▶ [Exercise]:
Every line below that holds the string "reaches" should be copied out.

++++++

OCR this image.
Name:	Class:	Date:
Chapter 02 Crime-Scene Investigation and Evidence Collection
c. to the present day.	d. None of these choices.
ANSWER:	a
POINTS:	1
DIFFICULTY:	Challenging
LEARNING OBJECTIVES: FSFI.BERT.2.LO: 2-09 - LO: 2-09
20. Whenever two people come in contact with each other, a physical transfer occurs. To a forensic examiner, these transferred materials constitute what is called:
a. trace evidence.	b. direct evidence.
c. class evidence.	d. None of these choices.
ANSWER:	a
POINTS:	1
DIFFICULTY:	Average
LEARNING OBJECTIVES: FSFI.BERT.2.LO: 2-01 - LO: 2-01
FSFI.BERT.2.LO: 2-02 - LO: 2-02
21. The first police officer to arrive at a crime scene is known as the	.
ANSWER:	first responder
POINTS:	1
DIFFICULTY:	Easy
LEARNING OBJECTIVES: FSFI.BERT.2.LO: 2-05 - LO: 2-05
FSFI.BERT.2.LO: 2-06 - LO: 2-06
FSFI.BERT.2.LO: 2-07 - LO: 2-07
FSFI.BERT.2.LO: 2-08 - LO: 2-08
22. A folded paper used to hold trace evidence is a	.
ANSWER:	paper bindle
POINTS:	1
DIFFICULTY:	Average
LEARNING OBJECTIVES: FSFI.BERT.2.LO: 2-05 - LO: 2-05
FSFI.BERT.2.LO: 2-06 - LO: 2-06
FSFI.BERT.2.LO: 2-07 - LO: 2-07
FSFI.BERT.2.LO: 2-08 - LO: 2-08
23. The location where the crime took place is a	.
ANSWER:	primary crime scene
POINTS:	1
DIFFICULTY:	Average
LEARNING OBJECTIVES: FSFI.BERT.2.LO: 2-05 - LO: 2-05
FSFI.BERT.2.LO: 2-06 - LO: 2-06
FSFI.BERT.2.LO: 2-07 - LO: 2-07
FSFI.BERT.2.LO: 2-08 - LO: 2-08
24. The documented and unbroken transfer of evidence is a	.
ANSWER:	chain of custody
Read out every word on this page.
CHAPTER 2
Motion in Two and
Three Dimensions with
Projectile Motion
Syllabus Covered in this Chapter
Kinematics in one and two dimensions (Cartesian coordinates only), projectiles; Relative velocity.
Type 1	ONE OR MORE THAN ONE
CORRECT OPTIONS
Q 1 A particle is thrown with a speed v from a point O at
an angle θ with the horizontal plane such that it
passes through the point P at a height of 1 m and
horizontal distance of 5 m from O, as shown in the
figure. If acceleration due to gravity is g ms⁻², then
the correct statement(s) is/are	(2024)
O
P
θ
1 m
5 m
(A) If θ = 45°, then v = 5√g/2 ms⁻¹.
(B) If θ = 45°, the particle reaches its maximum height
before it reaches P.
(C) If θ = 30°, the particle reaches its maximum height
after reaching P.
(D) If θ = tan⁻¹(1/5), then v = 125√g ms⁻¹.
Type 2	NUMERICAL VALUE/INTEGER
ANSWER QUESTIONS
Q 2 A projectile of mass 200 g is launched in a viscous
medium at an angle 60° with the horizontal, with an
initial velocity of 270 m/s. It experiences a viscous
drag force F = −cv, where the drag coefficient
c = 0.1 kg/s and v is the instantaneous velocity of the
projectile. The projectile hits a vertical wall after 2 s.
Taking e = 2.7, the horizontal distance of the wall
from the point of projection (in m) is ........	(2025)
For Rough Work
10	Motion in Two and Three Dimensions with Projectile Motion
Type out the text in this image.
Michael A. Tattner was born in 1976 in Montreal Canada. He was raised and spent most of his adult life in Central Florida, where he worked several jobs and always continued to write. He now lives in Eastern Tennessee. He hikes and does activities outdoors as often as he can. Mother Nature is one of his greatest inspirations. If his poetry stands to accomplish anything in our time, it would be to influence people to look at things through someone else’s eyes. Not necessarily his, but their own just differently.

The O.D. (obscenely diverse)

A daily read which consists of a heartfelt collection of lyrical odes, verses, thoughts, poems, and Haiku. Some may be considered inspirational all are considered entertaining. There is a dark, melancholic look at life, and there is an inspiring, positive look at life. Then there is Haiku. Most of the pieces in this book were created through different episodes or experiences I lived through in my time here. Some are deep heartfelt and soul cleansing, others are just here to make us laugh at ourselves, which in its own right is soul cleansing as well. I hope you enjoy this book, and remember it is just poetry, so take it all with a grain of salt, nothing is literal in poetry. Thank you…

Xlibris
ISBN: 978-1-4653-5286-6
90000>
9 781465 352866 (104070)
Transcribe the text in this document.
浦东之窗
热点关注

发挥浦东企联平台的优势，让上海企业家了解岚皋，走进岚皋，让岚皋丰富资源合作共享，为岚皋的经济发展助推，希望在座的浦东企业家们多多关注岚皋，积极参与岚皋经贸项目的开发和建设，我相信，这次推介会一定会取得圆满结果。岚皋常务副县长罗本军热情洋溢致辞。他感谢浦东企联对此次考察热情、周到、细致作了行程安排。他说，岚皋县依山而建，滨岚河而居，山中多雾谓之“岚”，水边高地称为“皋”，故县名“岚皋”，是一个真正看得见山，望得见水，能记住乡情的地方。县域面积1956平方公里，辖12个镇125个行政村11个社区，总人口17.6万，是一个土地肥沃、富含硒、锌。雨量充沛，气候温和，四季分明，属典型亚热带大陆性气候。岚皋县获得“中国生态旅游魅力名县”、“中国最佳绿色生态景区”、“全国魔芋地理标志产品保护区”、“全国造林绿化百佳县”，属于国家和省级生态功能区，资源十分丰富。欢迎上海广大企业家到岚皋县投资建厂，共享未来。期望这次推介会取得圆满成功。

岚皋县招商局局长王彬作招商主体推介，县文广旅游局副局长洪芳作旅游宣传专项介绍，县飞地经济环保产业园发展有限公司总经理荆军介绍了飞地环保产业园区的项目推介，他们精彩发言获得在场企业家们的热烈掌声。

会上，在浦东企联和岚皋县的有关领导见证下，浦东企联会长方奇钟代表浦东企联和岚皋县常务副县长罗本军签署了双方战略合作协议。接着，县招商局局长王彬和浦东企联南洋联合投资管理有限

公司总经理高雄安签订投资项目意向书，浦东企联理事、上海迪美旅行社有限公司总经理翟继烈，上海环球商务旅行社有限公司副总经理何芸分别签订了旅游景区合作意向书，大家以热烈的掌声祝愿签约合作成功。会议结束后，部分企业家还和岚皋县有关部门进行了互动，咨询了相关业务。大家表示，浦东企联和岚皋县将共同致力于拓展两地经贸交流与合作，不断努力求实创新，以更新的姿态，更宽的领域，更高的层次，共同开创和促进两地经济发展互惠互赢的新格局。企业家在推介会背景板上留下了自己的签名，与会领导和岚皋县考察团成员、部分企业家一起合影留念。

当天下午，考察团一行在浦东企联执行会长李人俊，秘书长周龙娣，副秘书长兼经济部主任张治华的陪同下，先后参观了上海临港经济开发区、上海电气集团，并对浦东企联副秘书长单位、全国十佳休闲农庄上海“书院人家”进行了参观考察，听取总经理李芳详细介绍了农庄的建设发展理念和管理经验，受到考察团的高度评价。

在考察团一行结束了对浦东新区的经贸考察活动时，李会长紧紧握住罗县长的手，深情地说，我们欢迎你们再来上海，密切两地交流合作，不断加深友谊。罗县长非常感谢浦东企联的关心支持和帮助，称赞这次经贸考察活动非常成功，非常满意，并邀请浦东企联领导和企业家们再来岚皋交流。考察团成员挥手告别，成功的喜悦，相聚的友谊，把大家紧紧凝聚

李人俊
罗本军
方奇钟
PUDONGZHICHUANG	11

++++++

▶ [Worked answer]:
(B) If θ = 45°, the particle reaches its maximum height
before it reaches P.
(C) If θ = 30°, the particle reaches its maximum height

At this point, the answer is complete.